Given exercise -
Find the lines below that contain the string "планированию". Copy each one.

Dataset entries -
▼
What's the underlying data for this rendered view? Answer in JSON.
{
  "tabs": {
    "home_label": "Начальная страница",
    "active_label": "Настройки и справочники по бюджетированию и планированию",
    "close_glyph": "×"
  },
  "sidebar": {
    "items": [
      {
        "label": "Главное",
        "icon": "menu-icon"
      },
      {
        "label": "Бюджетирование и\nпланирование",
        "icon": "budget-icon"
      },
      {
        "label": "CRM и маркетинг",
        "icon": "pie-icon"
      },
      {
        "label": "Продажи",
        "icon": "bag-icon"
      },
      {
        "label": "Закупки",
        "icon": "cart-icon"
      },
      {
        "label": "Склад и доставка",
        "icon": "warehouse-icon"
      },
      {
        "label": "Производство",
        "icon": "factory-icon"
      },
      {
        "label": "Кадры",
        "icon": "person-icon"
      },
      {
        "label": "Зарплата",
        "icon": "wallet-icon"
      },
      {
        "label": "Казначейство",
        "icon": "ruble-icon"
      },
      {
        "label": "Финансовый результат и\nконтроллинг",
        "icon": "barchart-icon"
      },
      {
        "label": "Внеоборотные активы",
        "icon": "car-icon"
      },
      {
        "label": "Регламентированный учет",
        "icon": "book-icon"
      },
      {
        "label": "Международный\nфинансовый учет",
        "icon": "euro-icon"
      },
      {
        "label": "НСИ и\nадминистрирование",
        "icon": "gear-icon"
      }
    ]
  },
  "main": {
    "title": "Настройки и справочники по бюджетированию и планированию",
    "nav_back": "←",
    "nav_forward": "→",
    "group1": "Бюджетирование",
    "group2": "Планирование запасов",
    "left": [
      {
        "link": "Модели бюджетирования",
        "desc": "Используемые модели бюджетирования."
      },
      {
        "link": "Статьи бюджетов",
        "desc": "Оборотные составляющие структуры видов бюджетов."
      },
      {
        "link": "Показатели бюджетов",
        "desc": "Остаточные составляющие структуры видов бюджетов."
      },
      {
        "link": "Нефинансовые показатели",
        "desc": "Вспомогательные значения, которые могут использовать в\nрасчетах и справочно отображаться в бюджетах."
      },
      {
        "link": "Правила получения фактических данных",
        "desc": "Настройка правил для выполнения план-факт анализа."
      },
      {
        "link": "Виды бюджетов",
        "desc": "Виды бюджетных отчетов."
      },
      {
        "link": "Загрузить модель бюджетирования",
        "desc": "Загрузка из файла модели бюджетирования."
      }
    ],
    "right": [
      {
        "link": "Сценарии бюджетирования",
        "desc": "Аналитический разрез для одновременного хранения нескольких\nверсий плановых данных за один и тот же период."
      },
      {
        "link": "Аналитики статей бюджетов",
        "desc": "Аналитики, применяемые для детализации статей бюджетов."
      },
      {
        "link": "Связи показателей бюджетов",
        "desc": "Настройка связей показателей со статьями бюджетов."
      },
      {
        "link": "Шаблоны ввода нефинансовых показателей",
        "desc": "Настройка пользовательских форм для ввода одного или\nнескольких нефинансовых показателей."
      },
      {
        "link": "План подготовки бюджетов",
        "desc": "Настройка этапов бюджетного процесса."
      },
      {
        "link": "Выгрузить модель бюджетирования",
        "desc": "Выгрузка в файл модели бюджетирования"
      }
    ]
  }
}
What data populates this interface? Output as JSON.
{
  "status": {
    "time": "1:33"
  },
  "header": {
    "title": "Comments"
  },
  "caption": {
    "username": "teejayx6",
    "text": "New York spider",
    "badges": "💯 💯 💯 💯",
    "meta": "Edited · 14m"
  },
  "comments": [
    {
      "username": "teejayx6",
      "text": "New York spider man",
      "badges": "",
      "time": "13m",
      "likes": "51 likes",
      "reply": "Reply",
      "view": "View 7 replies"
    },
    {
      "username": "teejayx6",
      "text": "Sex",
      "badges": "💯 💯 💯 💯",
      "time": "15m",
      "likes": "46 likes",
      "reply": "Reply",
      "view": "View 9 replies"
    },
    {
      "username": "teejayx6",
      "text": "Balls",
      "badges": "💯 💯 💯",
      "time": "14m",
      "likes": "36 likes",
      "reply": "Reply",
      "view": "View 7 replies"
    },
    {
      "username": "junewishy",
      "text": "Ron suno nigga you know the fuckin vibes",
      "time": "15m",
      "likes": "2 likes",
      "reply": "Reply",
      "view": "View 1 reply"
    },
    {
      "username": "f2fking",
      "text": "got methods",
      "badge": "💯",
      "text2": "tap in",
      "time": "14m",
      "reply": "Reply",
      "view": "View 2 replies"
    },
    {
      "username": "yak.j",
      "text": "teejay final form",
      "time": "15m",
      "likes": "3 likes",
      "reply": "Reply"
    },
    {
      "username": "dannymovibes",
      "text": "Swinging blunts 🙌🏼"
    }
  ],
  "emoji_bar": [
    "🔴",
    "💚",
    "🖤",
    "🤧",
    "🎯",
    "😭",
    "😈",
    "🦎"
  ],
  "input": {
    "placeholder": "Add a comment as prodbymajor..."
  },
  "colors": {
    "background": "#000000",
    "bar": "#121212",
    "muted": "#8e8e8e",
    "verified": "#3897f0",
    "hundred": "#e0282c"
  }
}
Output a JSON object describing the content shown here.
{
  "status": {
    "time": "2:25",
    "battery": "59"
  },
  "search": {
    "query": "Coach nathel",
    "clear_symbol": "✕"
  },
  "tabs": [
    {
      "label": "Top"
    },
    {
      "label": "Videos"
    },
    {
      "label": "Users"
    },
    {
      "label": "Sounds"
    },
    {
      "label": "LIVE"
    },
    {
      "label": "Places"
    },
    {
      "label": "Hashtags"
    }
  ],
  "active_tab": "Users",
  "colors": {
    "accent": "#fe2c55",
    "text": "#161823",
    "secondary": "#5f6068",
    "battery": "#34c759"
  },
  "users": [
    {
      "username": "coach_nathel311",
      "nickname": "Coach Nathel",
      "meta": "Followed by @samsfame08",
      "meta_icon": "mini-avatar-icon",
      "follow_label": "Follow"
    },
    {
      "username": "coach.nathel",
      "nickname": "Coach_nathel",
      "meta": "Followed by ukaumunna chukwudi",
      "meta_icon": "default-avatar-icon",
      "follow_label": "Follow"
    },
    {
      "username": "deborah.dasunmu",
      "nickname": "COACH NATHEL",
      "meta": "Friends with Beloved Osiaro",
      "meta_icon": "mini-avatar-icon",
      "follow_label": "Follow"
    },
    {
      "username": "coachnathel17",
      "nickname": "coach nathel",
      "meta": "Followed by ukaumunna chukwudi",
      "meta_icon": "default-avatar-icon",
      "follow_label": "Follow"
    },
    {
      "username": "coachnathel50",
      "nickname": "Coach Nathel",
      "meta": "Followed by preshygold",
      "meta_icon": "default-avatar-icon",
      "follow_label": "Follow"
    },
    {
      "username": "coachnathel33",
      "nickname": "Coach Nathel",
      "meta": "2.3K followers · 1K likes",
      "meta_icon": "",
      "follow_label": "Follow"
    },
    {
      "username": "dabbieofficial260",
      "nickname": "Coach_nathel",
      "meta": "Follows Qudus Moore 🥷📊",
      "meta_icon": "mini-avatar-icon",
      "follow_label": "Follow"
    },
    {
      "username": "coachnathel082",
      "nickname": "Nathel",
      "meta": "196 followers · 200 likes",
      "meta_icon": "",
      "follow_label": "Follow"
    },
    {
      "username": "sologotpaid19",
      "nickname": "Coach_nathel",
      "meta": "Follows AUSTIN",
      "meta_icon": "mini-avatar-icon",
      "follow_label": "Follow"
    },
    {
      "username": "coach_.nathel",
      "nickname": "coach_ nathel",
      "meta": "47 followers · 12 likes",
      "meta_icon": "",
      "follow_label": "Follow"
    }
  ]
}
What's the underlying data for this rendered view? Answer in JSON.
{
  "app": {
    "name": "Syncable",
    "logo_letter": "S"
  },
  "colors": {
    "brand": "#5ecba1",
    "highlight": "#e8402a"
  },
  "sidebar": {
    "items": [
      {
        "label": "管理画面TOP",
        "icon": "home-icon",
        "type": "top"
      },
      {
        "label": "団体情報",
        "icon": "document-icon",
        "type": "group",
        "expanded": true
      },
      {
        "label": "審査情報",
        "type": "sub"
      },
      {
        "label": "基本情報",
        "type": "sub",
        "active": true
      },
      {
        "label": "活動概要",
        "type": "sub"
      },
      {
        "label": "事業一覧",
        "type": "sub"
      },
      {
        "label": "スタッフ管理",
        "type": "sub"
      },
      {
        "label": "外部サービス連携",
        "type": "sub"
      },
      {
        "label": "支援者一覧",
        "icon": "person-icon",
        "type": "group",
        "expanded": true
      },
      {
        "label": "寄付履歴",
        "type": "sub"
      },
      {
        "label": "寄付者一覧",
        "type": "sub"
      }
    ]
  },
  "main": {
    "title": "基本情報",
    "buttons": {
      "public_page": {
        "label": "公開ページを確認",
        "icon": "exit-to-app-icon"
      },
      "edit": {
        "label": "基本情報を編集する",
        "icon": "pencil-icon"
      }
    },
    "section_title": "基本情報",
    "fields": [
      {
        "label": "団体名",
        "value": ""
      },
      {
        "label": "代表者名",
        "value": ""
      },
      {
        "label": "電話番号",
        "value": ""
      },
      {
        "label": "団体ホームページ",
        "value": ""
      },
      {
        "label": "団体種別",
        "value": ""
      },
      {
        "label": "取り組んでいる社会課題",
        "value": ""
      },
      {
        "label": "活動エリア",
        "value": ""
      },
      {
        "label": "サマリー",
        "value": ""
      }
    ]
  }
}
▲
Task response -
    "active_label": "Настройки и справочники по бюджетированию и планированию",
    "title": "Настройки и справочники по бюджетированию и планированию",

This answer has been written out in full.